[EXERCISE TASK]
Pick out each line containing the string "text".

## Start

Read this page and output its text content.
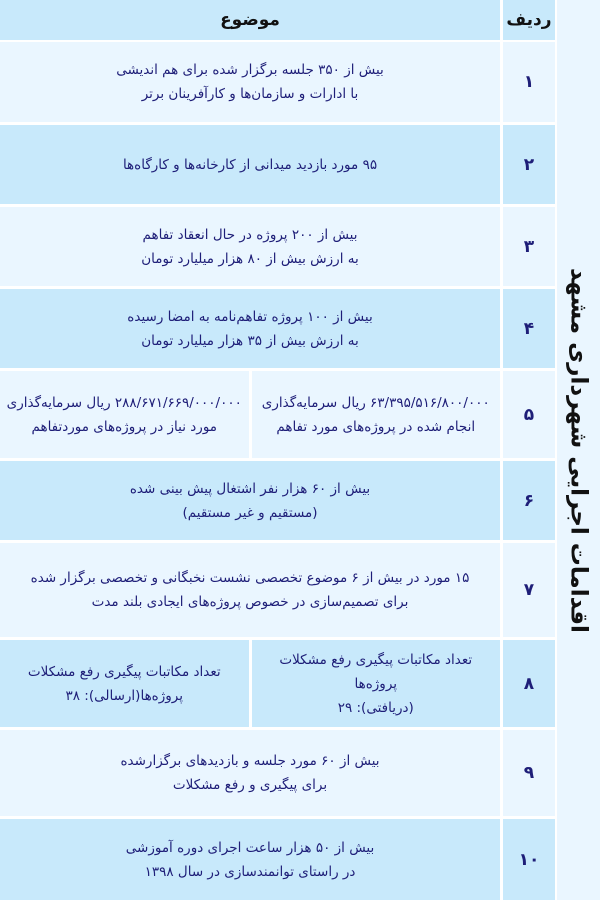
اقدامات اجرایی شهرداری مشهد
ردیف
موضوع
۱
بیش از ۳۵۰ جلسه برگزار شده برای هم اندیشی
با ادارات و سازمان‌ها و کارآفرینان برتر
۲
۹۵ مورد بازدید میدانی از کارخانه‌ها و کارگاه‌ها
۳
بیش از ۲۰۰ پروژه در حال انعقاد تفاهم
به ارزش بیش از ۸۰ هزار میلیارد تومان
۴
بیش از ۱۰۰ پروژه تفاهم‌نامه به امضا رسیده
به ارزش بیش از ۳۵ هزار میلیارد تومان
۵
۶۳/۳۹۵/۵۱۶/۸۰۰/۰۰۰ ریال سرمایه‌گذاری
انجام شده در پروژه‌های مورد تفاهم
۲۸۸/۶۷۱/۶۶۹/۰۰۰/۰۰۰ ریال سرمایه‌گذاری
مورد نیاز در پروژه‌های موردتفاهم
۶
بیش از ۶۰ هزار نفر اشتغال پیش بینی شده
(مستقیم و غیر مستقیم)
۷
۱۵ مورد در بیش از ۶ موضوع تخصصی نشست نخبگانی و تخصصی برگزار شده
برای تصمیم‌سازی در خصوص پروژه‌های ایجادی بلند مدت
۸
تعداد مکاتبات پیگیری رفع مشکلات پروژه‌ها
(دریافتی): ۲۹
تعداد مکاتبات پیگیری رفع مشکلات
پروژه‌ها(ارسالی): ۳۸
۹
بیش از ۶۰ مورد جلسه و بازدیدهای برگزارشده
برای پیگیری و رفع مشکلات
۱۰
بیش از ۵۰ هزار ساعت اجرای دوره آموزشی
در راستای توانمندسازی در سال ۱۳۹۸
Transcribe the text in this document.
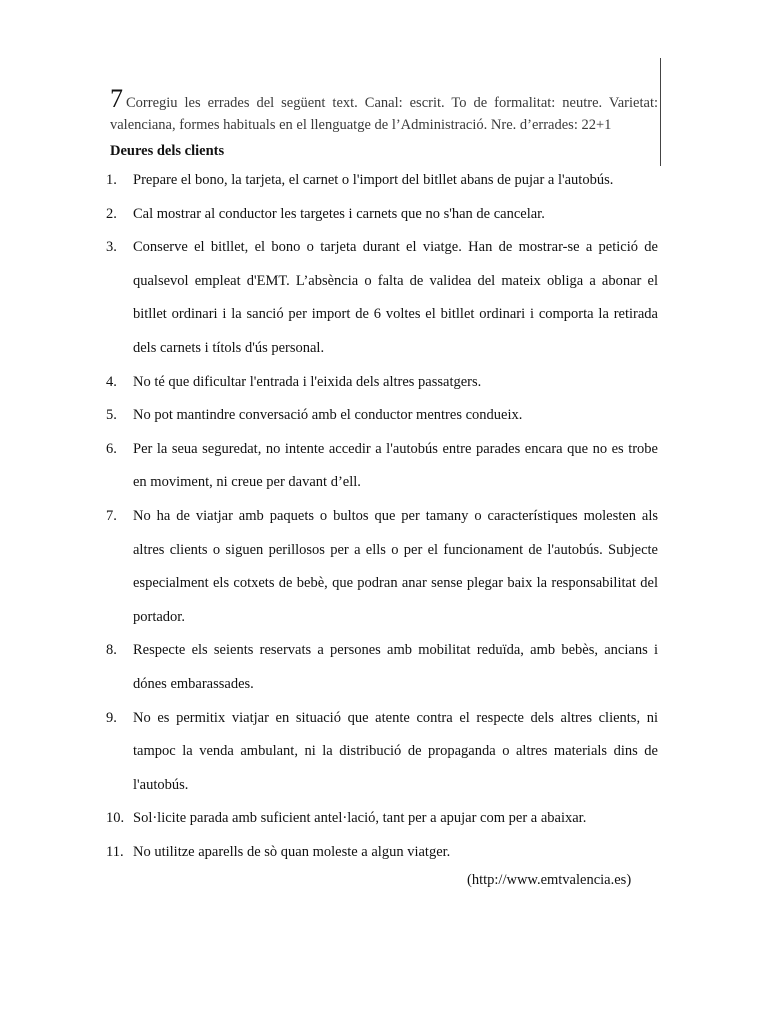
7 Corregiu les errades del següent text. Canal: escrit. To de formalitat: neutre. Varietat: valenciana, formes habituals en el llenguatge de l’Administració. Nre. d’errades: 22+1
Deures dels clients
1. Prepare el bono, la tarjeta, el carnet o l'import del bitllet abans de pujar a l'autobús.
2. Cal mostrar al conductor les targetes i carnets que no s'han de cancelar.
3. Conserve el bitllet, el bono o tarjeta durant el viatge. Han de mostrar-se a petició de qualsevol empleat d'EMT. L’absència o falta de validea del mateix obliga a abonar el bitllet ordinari i la sanció per import de 6 voltes el bitllet ordinari i comporta la retirada dels carnets i títols d'ús personal.
4. No té que dificultar l'entrada i l'eixida dels altres passatgers.
5. No pot mantindre conversació amb el conductor mentres condueix.
6. Per la seua seguredat, no intente accedir a l'autobús entre parades encara que no es trobe en moviment, ni creue per davant d’ell.
7. No ha de viatjar amb paquets o bultos que per tamany o característiques molesten als altres clients o siguen perillosos per a ells o per el funcionament de l'autobús. Subjecte especialment els cotxets de bebè, que podran anar sense plegar baix la responsabilitat del portador.
8. Respecte els seients reservats a persones amb mobilitat reduïda, amb bebès, ancians i dónes embarassades.
9. No es permitix viatjar en situació que atente contra el respecte dels altres clients, ni tampoc la venda ambulant, ni la distribució de propaganda o altres materials dins de l'autobús.
10. Sol·licite parada amb suficient antel·lació, tant per a apujar com per a abaixar.
11. No utilitze aparells de sò quan moleste a algun viatger.
(http://www.emtvalencia.es)
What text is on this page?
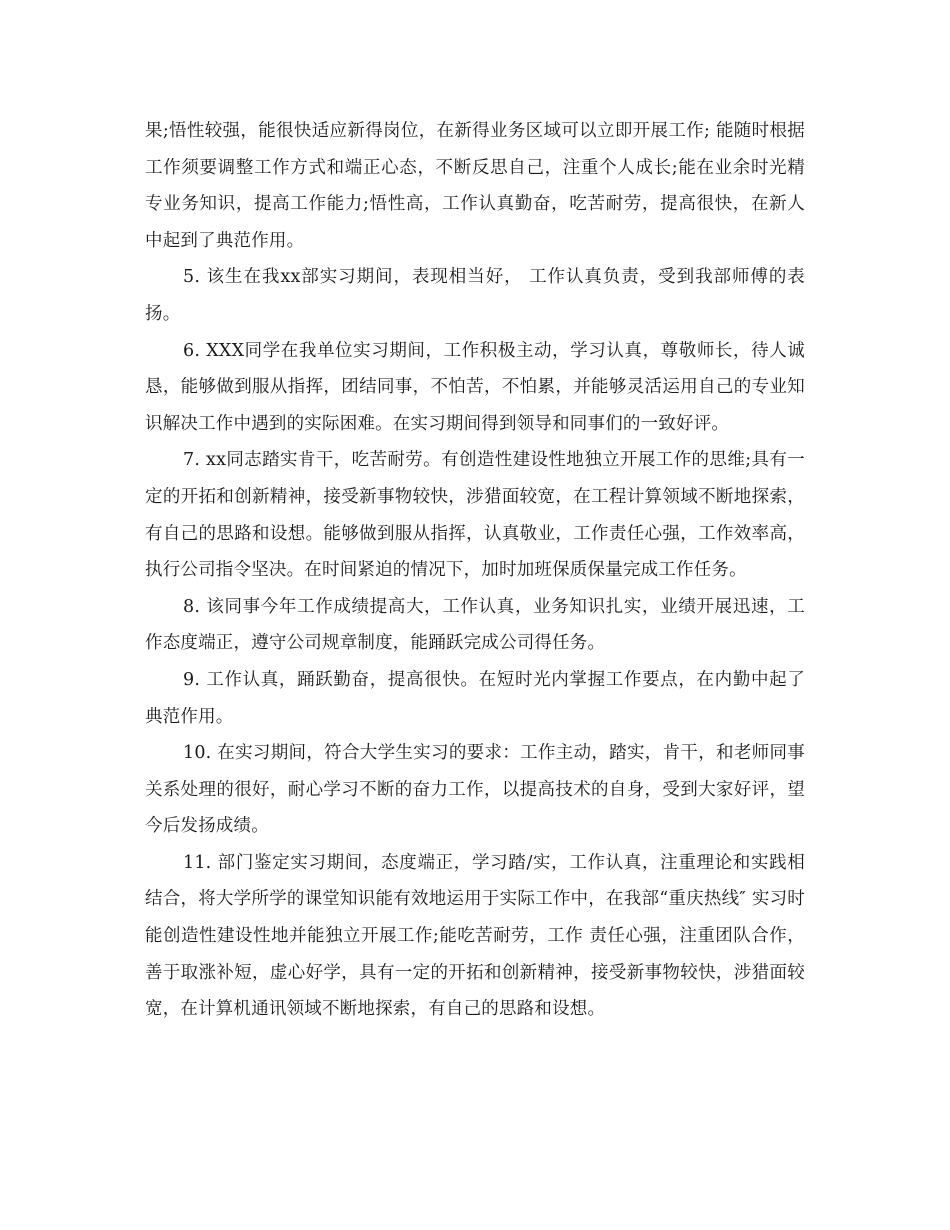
果;悟性较强，能很快适应新得岗位，在新得业务区域可以立即开展工作; 能随时根据工作须要调整工作方式和端正心态，不断反思自己，注重个人成长;能在业余时光精专业务知识，提高工作能力;悟性高，工作认真勤奋，吃苦耐劳，提高很快，在新人中起到了典范作用。

5. 该生在我xx部实习期间，表现相当好， 工作认真负责，受到我部师傅的表扬。

6. XXX同学在我单位实习期间，工作积极主动，学习认真，尊敬师长，待人诚恳，能够做到服从指挥，团结同事，不怕苦，不怕累，并能够灵活运用自己的专业知识解决工作中遇到的实际困难。在实习期间得到领导和同事们的一致好评。

7. xx同志踏实肯干，吃苦耐劳。有创造性建设性地独立开展工作的思维;具有一定的开拓和创新精神，接受新事物较快，涉猎面较宽，在工程计算领域不断地探索，有自己的思路和设想。能够做到服从指挥，认真敬业，工作责任心强，工作效率高，执行公司指令坚决。在时间紧迫的情况下，加时加班保质保量完成工作任务。

8. 该同事今年工作成绩提高大，工作认真，业务知识扎实，业绩开展迅速，工作态度端正，遵守公司规章制度，能踊跃完成公司得任务。

9. 工作认真，踊跃勤奋，提高很快。在短时光内掌握工作要点，在内勤中起了典范作用。

10. 在实习期间，符合大学生实习的要求：工作主动，踏实，肯干，和老师同事关系处理的很好，耐心学习不断的奋力工作，以提高技术的自身，受到大家好评，望今后发扬成绩。

11. 部门鉴定实习期间，态度端正，学习踏/实，工作认真，注重理论和实践相结合，将大学所学的课堂知识能有效地运用于实际工作中，在我部“重庆热线″ 实习时能创造性建设性地并能独立开展工作;能吃苦耐劳，工作 责任心强，注重团队合作，善于取涨补短，虚心好学，具有一定的开拓和创新精神，接受新事物较快，涉猎面较宽，在计算机通讯领域不断地探索，有自己的思路和设想。
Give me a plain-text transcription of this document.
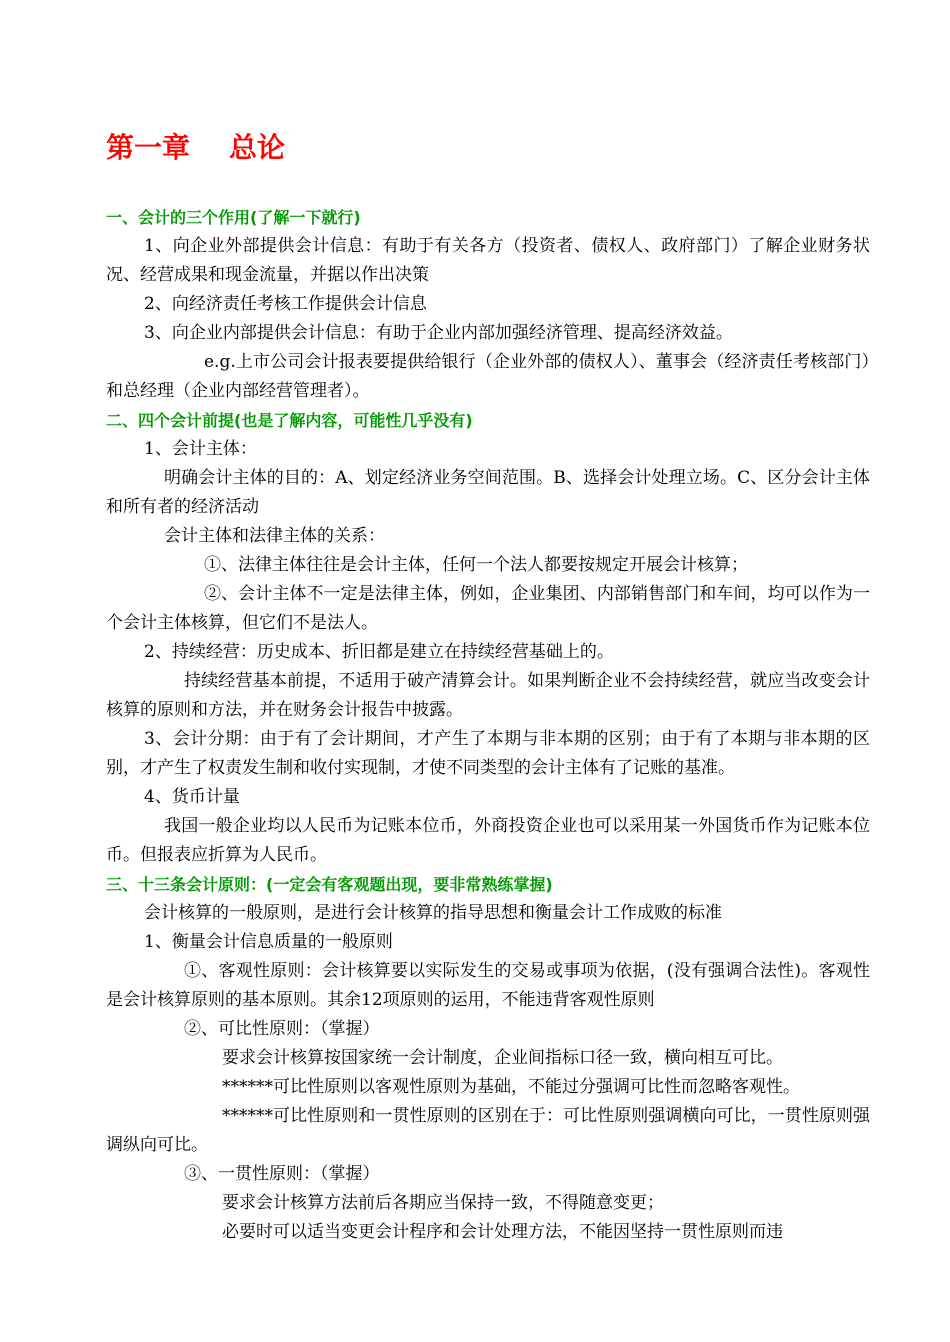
第一章    总论

一、会计的三个作用(了解一下就行)

1、向企业外部提供会计信息：有助于有关各方（投资者、债权人、政府部门）了解企业财务状况、经营成果和现金流量，并据以作出决策

2、向经济责任考核工作提供会计信息

3、向企业内部提供会计信息：有助于企业内部加强经济管理、提高经济效益。

e.g.上市公司会计报表要提供给银行（企业外部的债权人）、董事会（经济责任考核部门）和总经理（企业内部经营管理者）。

二、四个会计前提(也是了解内容，可能性几乎没有)

1、会计主体：

明确会计主体的目的：A、划定经济业务空间范围。B、选择会计处理立场。C、区分会计主体和所有者的经济活动

会计主体和法律主体的关系：

①、法律主体往往是会计主体，任何一个法人都要按规定开展会计核算；

②、会计主体不一定是法律主体，例如，企业集团、内部销售部门和车间，均可以作为一个会计主体核算，但它们不是法人。

2、持续经营：历史成本、折旧都是建立在持续经营基础上的。

持续经营基本前提，不适用于破产清算会计。如果判断企业不会持续经营，就应当改变会计核算的原则和方法，并在财务会计报告中披露。

3、会计分期：由于有了会计期间，才产生了本期与非本期的区别；由于有了本期与非本期的区别，才产生了权责发生制和收付实现制，才使不同类型的会计主体有了记账的基准。

4、货币计量

我国一般企业均以人民币为记账本位币，外商投资企业也可以采用某一外国货币作为记账本位币。但报表应折算为人民币。

三、十三条会计原则：(一定会有客观题出现，要非常熟练掌握)

会计核算的一般原则，是进行会计核算的指导思想和衡量会计工作成败的标准

1、衡量会计信息质量的一般原则

①、客观性原则：会计核算要以实际发生的交易或事项为依据，(没有强调合法性)。客观性是会计核算原则的基本原则。其余12项原则的运用，不能违背客观性原则

②、可比性原则：（掌握）

要求会计核算按国家统一会计制度，企业间指标口径一致，横向相互可比。

******可比性原则以客观性原则为基础，不能过分强调可比性而忽略客观性。

******可比性原则和一贯性原则的区别在于：可比性原则强调横向可比，一贯性原则强调纵向可比。

③、一贯性原则：（掌握）

要求会计核算方法前后各期应当保持一致，不得随意变更；

必要时可以适当变更会计程序和会计处理方法，不能因坚持一贯性原则而违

## End

[OUTPUT]
Read this page and output its text content.
Transcribe the text in this document.
7 Corregiu les errades del següent text. Canal: escrit. To de formalitat: neutre. Varietat: valenciana, formes habituals en el llenguatge de l’Administració. Nre. d’errades: 22+1
What text is on this page?
Give me a plain-text transcription of this document.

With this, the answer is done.